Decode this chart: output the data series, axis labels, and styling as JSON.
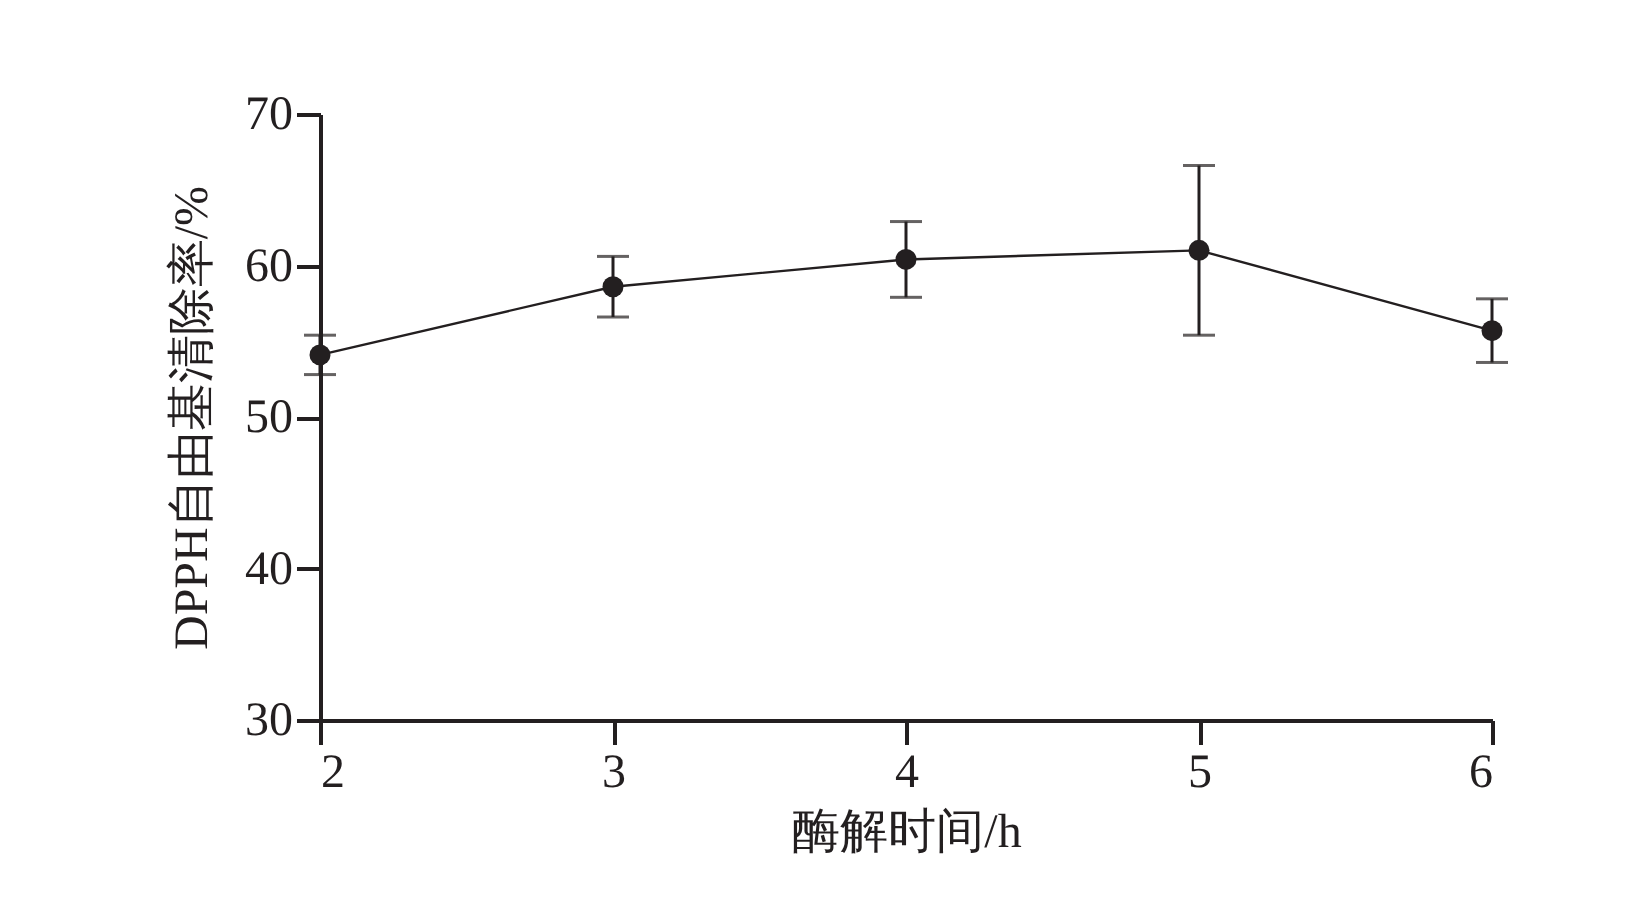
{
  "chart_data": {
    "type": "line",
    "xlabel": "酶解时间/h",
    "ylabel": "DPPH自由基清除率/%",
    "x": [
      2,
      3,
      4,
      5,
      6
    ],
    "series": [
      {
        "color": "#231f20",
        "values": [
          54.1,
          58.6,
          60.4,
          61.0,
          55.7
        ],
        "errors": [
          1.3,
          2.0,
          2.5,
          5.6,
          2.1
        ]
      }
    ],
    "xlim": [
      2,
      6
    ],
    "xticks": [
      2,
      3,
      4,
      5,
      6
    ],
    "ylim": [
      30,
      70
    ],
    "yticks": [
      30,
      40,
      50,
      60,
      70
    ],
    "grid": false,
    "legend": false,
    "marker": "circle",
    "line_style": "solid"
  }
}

──────

Return every line of the preceding records in which the word "series" appears.

Decode this chart: output the data series, axis labels, and styling as JSON.
    "series": [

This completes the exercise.